◆ **To do**:
Check every line of the material below for the string "name", and return the ones that have it.
-- Start --
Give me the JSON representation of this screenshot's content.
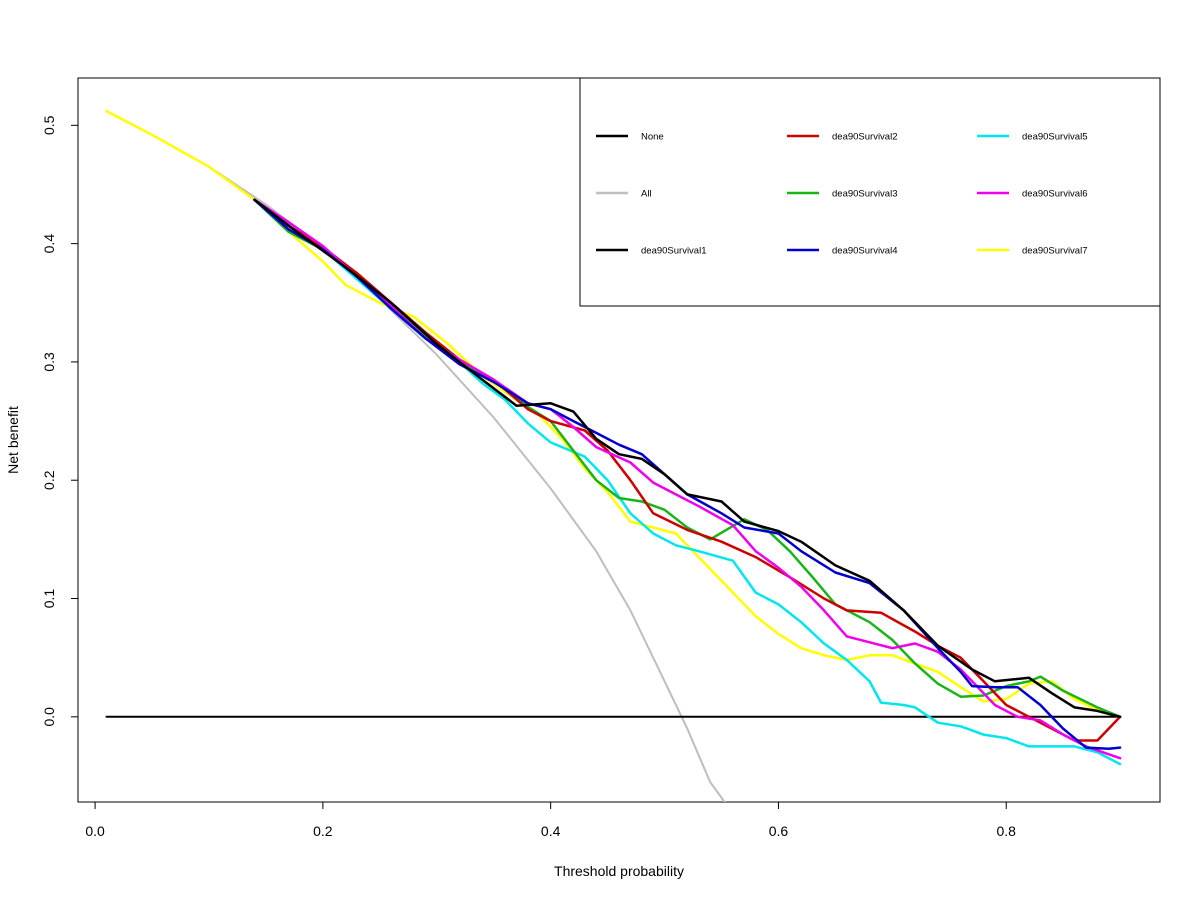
{
  "chart_data": {
    "type": "line",
    "title": "",
    "xlabel": "Threshold probability",
    "ylabel": "Net benefit",
    "xlim": [
      -0.015,
      0.935
    ],
    "ylim": [
      -0.072,
      0.54
    ],
    "xticks": [
      0.0,
      0.2,
      0.4,
      0.6,
      0.8
    ],
    "xtick_labels": [
      "0.0",
      "0.2",
      "0.4",
      "0.6",
      "0.8"
    ],
    "yticks": [
      0.0,
      0.1,
      0.2,
      0.3,
      0.4,
      0.5
    ],
    "ytick_labels": [
      "0.0",
      "0.1",
      "0.2",
      "0.3",
      "0.4",
      "0.5"
    ],
    "grid": false,
    "legend_position": "top-right",
    "legend_columns": 3,
    "series": [
      {
        "name": "None",
        "color": "#000000",
        "width": 2,
        "points": [
          [
            0.01,
            0.0
          ],
          [
            0.9,
            0.0
          ]
        ]
      },
      {
        "name": "All",
        "color": "#bebebe",
        "width": 2,
        "points": [
          [
            0.01,
            0.512
          ],
          [
            0.05,
            0.492
          ],
          [
            0.1,
            0.465
          ],
          [
            0.15,
            0.433
          ],
          [
            0.2,
            0.397
          ],
          [
            0.25,
            0.353
          ],
          [
            0.3,
            0.306
          ],
          [
            0.35,
            0.253
          ],
          [
            0.4,
            0.193
          ],
          [
            0.44,
            0.14
          ],
          [
            0.47,
            0.09
          ],
          [
            0.5,
            0.03
          ],
          [
            0.52,
            -0.01
          ],
          [
            0.54,
            -0.055
          ],
          [
            0.555,
            -0.075
          ]
        ]
      },
      {
        "name": "dea90Survival1",
        "color": "#000000",
        "width": 2.5,
        "points": [
          [
            0.14,
            0.437
          ],
          [
            0.18,
            0.408
          ],
          [
            0.22,
            0.38
          ],
          [
            0.26,
            0.35
          ],
          [
            0.3,
            0.315
          ],
          [
            0.34,
            0.285
          ],
          [
            0.37,
            0.263
          ],
          [
            0.4,
            0.265
          ],
          [
            0.42,
            0.258
          ],
          [
            0.44,
            0.235
          ],
          [
            0.46,
            0.222
          ],
          [
            0.48,
            0.218
          ],
          [
            0.5,
            0.205
          ],
          [
            0.52,
            0.188
          ],
          [
            0.55,
            0.182
          ],
          [
            0.57,
            0.165
          ],
          [
            0.6,
            0.157
          ],
          [
            0.62,
            0.148
          ],
          [
            0.65,
            0.128
          ],
          [
            0.68,
            0.115
          ],
          [
            0.71,
            0.09
          ],
          [
            0.74,
            0.06
          ],
          [
            0.77,
            0.04
          ],
          [
            0.79,
            0.03
          ],
          [
            0.82,
            0.033
          ],
          [
            0.84,
            0.02
          ],
          [
            0.86,
            0.008
          ],
          [
            0.88,
            0.005
          ],
          [
            0.9,
            0.0
          ]
        ]
      },
      {
        "name": "dea90Survival2",
        "color": "#cd0000",
        "width": 2.5,
        "points": [
          [
            0.14,
            0.437
          ],
          [
            0.17,
            0.415
          ],
          [
            0.2,
            0.397
          ],
          [
            0.23,
            0.375
          ],
          [
            0.26,
            0.35
          ],
          [
            0.29,
            0.325
          ],
          [
            0.32,
            0.302
          ],
          [
            0.35,
            0.285
          ],
          [
            0.38,
            0.26
          ],
          [
            0.4,
            0.25
          ],
          [
            0.43,
            0.242
          ],
          [
            0.45,
            0.225
          ],
          [
            0.47,
            0.2
          ],
          [
            0.49,
            0.172
          ],
          [
            0.52,
            0.158
          ],
          [
            0.55,
            0.148
          ],
          [
            0.58,
            0.135
          ],
          [
            0.61,
            0.118
          ],
          [
            0.64,
            0.1
          ],
          [
            0.66,
            0.09
          ],
          [
            0.69,
            0.088
          ],
          [
            0.72,
            0.072
          ],
          [
            0.74,
            0.06
          ],
          [
            0.76,
            0.05
          ],
          [
            0.78,
            0.03
          ],
          [
            0.8,
            0.01
          ],
          [
            0.82,
            0.0
          ],
          [
            0.84,
            -0.01
          ],
          [
            0.86,
            -0.02
          ],
          [
            0.88,
            -0.02
          ],
          [
            0.9,
            0.0
          ]
        ]
      },
      {
        "name": "dea90Survival3",
        "color": "#1ab31a",
        "width": 2.5,
        "points": [
          [
            0.14,
            0.437
          ],
          [
            0.17,
            0.41
          ],
          [
            0.2,
            0.395
          ],
          [
            0.23,
            0.375
          ],
          [
            0.26,
            0.348
          ],
          [
            0.29,
            0.322
          ],
          [
            0.32,
            0.3
          ],
          [
            0.35,
            0.285
          ],
          [
            0.38,
            0.262
          ],
          [
            0.4,
            0.25
          ],
          [
            0.42,
            0.225
          ],
          [
            0.44,
            0.2
          ],
          [
            0.46,
            0.185
          ],
          [
            0.48,
            0.182
          ],
          [
            0.5,
            0.175
          ],
          [
            0.52,
            0.16
          ],
          [
            0.54,
            0.15
          ],
          [
            0.57,
            0.167
          ],
          [
            0.59,
            0.158
          ],
          [
            0.61,
            0.14
          ],
          [
            0.63,
            0.118
          ],
          [
            0.65,
            0.095
          ],
          [
            0.68,
            0.08
          ],
          [
            0.7,
            0.065
          ],
          [
            0.72,
            0.045
          ],
          [
            0.74,
            0.028
          ],
          [
            0.76,
            0.017
          ],
          [
            0.78,
            0.018
          ],
          [
            0.8,
            0.026
          ],
          [
            0.82,
            0.03
          ],
          [
            0.83,
            0.034
          ],
          [
            0.85,
            0.022
          ],
          [
            0.88,
            0.008
          ],
          [
            0.9,
            0.0
          ]
        ]
      },
      {
        "name": "dea90Survival4",
        "color": "#0000cd",
        "width": 2.5,
        "points": [
          [
            0.14,
            0.437
          ],
          [
            0.17,
            0.412
          ],
          [
            0.2,
            0.395
          ],
          [
            0.23,
            0.372
          ],
          [
            0.26,
            0.345
          ],
          [
            0.29,
            0.32
          ],
          [
            0.32,
            0.298
          ],
          [
            0.35,
            0.283
          ],
          [
            0.38,
            0.265
          ],
          [
            0.4,
            0.26
          ],
          [
            0.42,
            0.25
          ],
          [
            0.44,
            0.24
          ],
          [
            0.46,
            0.23
          ],
          [
            0.48,
            0.222
          ],
          [
            0.5,
            0.205
          ],
          [
            0.52,
            0.188
          ],
          [
            0.55,
            0.172
          ],
          [
            0.57,
            0.16
          ],
          [
            0.6,
            0.155
          ],
          [
            0.62,
            0.14
          ],
          [
            0.65,
            0.122
          ],
          [
            0.68,
            0.113
          ],
          [
            0.71,
            0.09
          ],
          [
            0.74,
            0.058
          ],
          [
            0.76,
            0.038
          ],
          [
            0.77,
            0.026
          ],
          [
            0.79,
            0.025
          ],
          [
            0.81,
            0.025
          ],
          [
            0.83,
            0.01
          ],
          [
            0.85,
            -0.01
          ],
          [
            0.87,
            -0.026
          ],
          [
            0.89,
            -0.027
          ],
          [
            0.9,
            -0.026
          ]
        ]
      },
      {
        "name": "dea90Survival5",
        "color": "#00e5ee",
        "width": 2.5,
        "points": [
          [
            0.14,
            0.437
          ],
          [
            0.17,
            0.41
          ],
          [
            0.2,
            0.395
          ],
          [
            0.23,
            0.37
          ],
          [
            0.26,
            0.345
          ],
          [
            0.29,
            0.32
          ],
          [
            0.32,
            0.3
          ],
          [
            0.34,
            0.282
          ],
          [
            0.36,
            0.268
          ],
          [
            0.38,
            0.248
          ],
          [
            0.4,
            0.232
          ],
          [
            0.43,
            0.22
          ],
          [
            0.45,
            0.2
          ],
          [
            0.47,
            0.172
          ],
          [
            0.49,
            0.155
          ],
          [
            0.51,
            0.145
          ],
          [
            0.53,
            0.14
          ],
          [
            0.56,
            0.132
          ],
          [
            0.58,
            0.105
          ],
          [
            0.6,
            0.095
          ],
          [
            0.62,
            0.08
          ],
          [
            0.64,
            0.062
          ],
          [
            0.66,
            0.048
          ],
          [
            0.68,
            0.03
          ],
          [
            0.69,
            0.012
          ],
          [
            0.71,
            0.01
          ],
          [
            0.72,
            0.008
          ],
          [
            0.74,
            -0.005
          ],
          [
            0.76,
            -0.008
          ],
          [
            0.78,
            -0.015
          ],
          [
            0.8,
            -0.018
          ],
          [
            0.82,
            -0.025
          ],
          [
            0.84,
            -0.025
          ],
          [
            0.86,
            -0.025
          ],
          [
            0.88,
            -0.03
          ],
          [
            0.9,
            -0.04
          ]
        ]
      },
      {
        "name": "dea90Survival6",
        "color": "#ee00ee",
        "width": 2.5,
        "points": [
          [
            0.14,
            0.437
          ],
          [
            0.17,
            0.418
          ],
          [
            0.2,
            0.398
          ],
          [
            0.23,
            0.372
          ],
          [
            0.26,
            0.347
          ],
          [
            0.29,
            0.32
          ],
          [
            0.32,
            0.302
          ],
          [
            0.35,
            0.285
          ],
          [
            0.38,
            0.265
          ],
          [
            0.4,
            0.26
          ],
          [
            0.42,
            0.245
          ],
          [
            0.44,
            0.228
          ],
          [
            0.47,
            0.215
          ],
          [
            0.49,
            0.198
          ],
          [
            0.51,
            0.188
          ],
          [
            0.53,
            0.178
          ],
          [
            0.56,
            0.162
          ],
          [
            0.58,
            0.14
          ],
          [
            0.6,
            0.126
          ],
          [
            0.62,
            0.11
          ],
          [
            0.64,
            0.09
          ],
          [
            0.66,
            0.068
          ],
          [
            0.68,
            0.063
          ],
          [
            0.7,
            0.058
          ],
          [
            0.72,
            0.062
          ],
          [
            0.74,
            0.055
          ],
          [
            0.76,
            0.04
          ],
          [
            0.77,
            0.03
          ],
          [
            0.79,
            0.01
          ],
          [
            0.81,
            0.0
          ],
          [
            0.83,
            -0.003
          ],
          [
            0.85,
            -0.015
          ],
          [
            0.87,
            -0.025
          ],
          [
            0.9,
            -0.035
          ]
        ]
      },
      {
        "name": "dea90Survival7",
        "color": "#ffff00",
        "width": 2.5,
        "points": [
          [
            0.01,
            0.512
          ],
          [
            0.05,
            0.492
          ],
          [
            0.1,
            0.465
          ],
          [
            0.14,
            0.437
          ],
          [
            0.17,
            0.41
          ],
          [
            0.2,
            0.385
          ],
          [
            0.22,
            0.365
          ],
          [
            0.25,
            0.35
          ],
          [
            0.28,
            0.338
          ],
          [
            0.31,
            0.315
          ],
          [
            0.34,
            0.288
          ],
          [
            0.37,
            0.268
          ],
          [
            0.39,
            0.255
          ],
          [
            0.41,
            0.235
          ],
          [
            0.43,
            0.21
          ],
          [
            0.45,
            0.19
          ],
          [
            0.47,
            0.165
          ],
          [
            0.49,
            0.16
          ],
          [
            0.51,
            0.155
          ],
          [
            0.53,
            0.135
          ],
          [
            0.55,
            0.115
          ],
          [
            0.58,
            0.085
          ],
          [
            0.6,
            0.07
          ],
          [
            0.62,
            0.058
          ],
          [
            0.64,
            0.052
          ],
          [
            0.66,
            0.048
          ],
          [
            0.68,
            0.052
          ],
          [
            0.7,
            0.052
          ],
          [
            0.72,
            0.045
          ],
          [
            0.74,
            0.038
          ],
          [
            0.76,
            0.025
          ],
          [
            0.78,
            0.013
          ],
          [
            0.8,
            0.015
          ],
          [
            0.82,
            0.028
          ],
          [
            0.84,
            0.03
          ],
          [
            0.86,
            0.015
          ],
          [
            0.88,
            0.006
          ],
          [
            0.9,
            0.0
          ]
        ]
      }
    ]
  }
}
-- End --
◆ **Problem solution**:
        "name": "None",
        "name": "All",
        "name": "dea90Survival1",
        "name": "dea90Survival2",
        "name": "dea90Survival3",
        "name": "dea90Survival4",
        "name": "dea90Survival5",
        "name": "dea90Survival6",
        "name": "dea90Survival7",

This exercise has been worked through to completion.